### DATA LINES

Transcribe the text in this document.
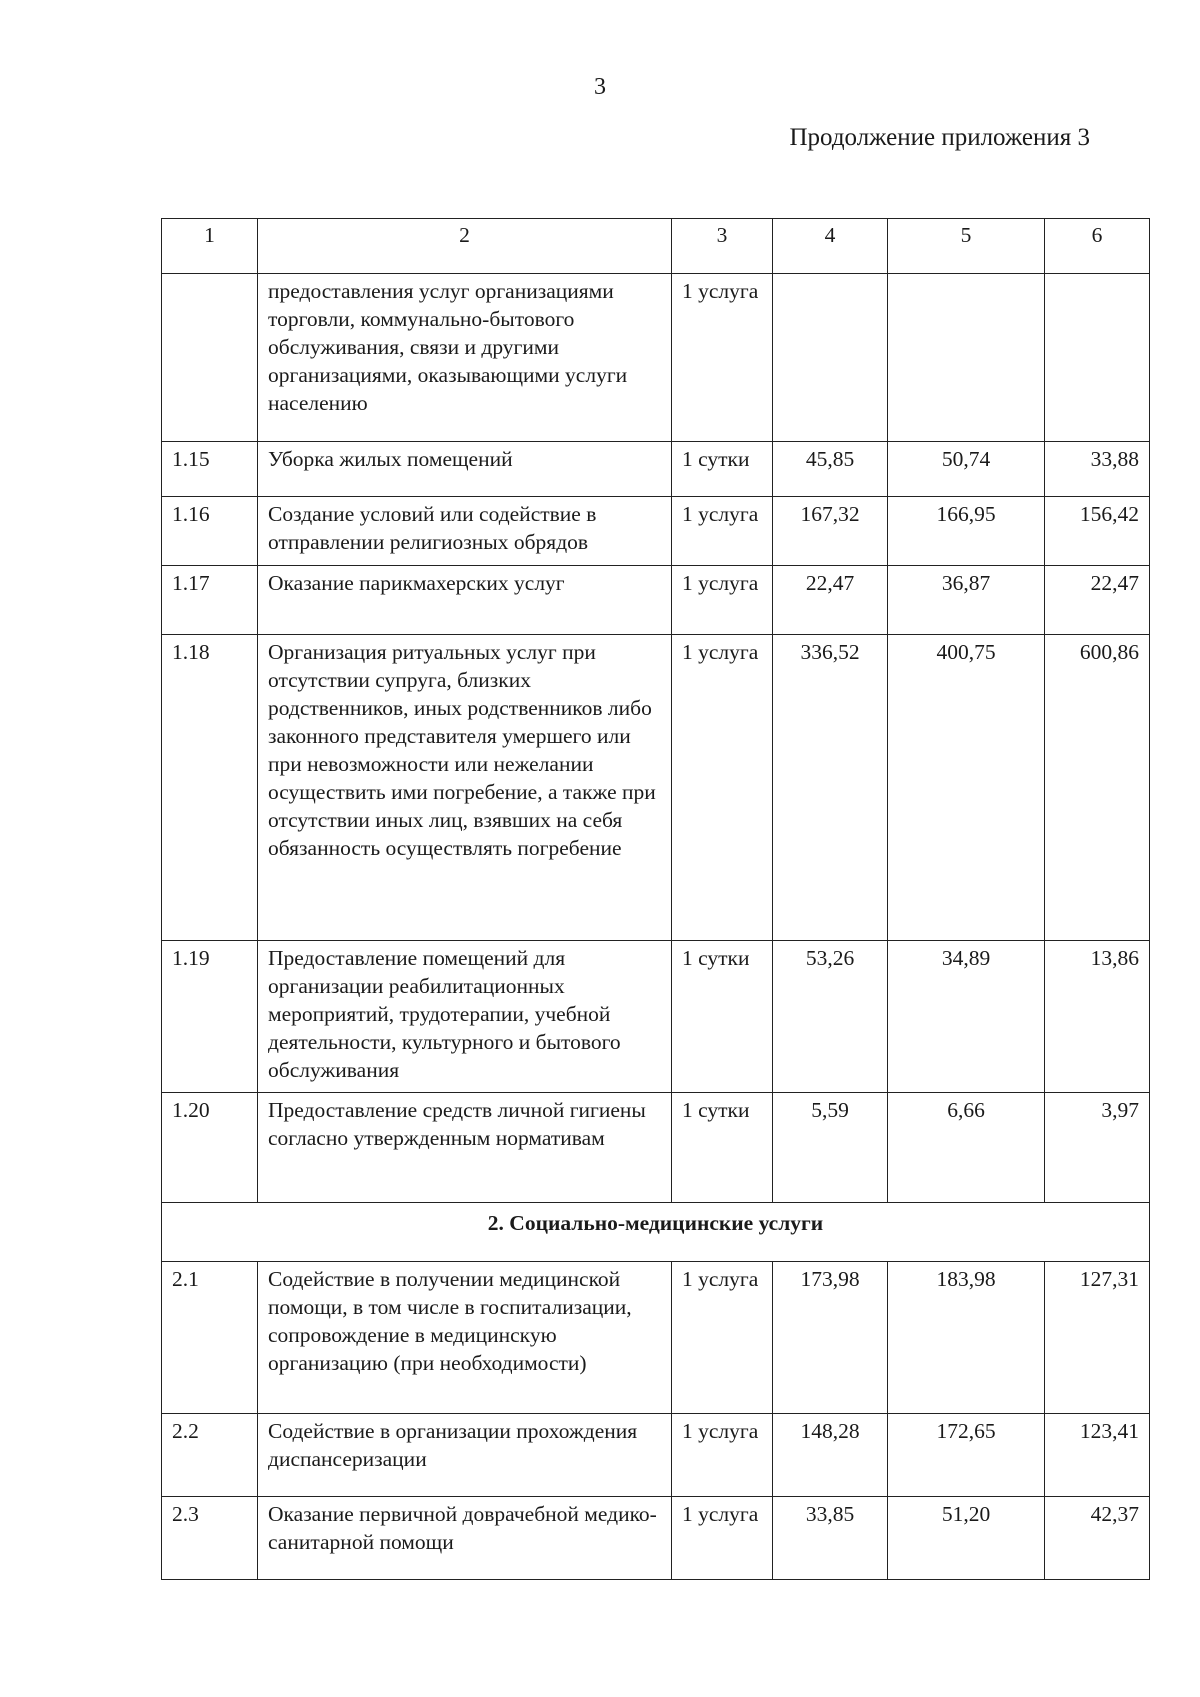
3
Продолжение приложения 3
1	2	3	4	5	6
	предоставления услуг организациями торговли, коммунально-бытового обслуживания, связи и другими организациями, оказывающими услуги населению	1 услуга			
1.15	Уборка жилых помещений	1 сутки	45,85	50,74	33,88
1.16	Создание условий или содействие в отправлении религиозных обрядов	1 услуга	167,32	166,95	156,42
1.17	Оказание парикмахерских услуг	1 услуга	22,47	36,87	22,47
1.18	Организация ритуальных услуг при отсутствии супруга, близких родственников, иных родственников либо законного представителя умершего или при невозможности или нежелании осуществить ими погребение, а также при отсутствии иных лиц, взявших на себя обязанность осуществлять погребение	1 услуга	336,52	400,75	600,86
1.19	Предоставление помещений для организации реабилитационных мероприятий, трудотерапии, учебной деятельности, культурного и бытового обслуживания	1 сутки	53,26	34,89	13,86
1.20	Предоставление средств личной гигиены согласно утвержденным нормативам	1 сутки	5,59	6,66	3,97
2. Социально-медицинские услуги					
2.1	Содействие в получении медицинской помощи, в том числе в госпитализации, сопровождение в медицинскую организацию (при необходимости)	1 услуга	173,98	183,98	127,31
2.2	Содействие в организации прохождения диспансеризации	1 услуга	148,28	172,65	123,41
2.3	Оказание первичной доврачебной медико-санитарной помощи	1 услуга	33,85	51,20	42,37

######

[WHAT YOU HAVE TO DO]
Give only the number of lines that include the word "организации".

[IN RESPONSE]
2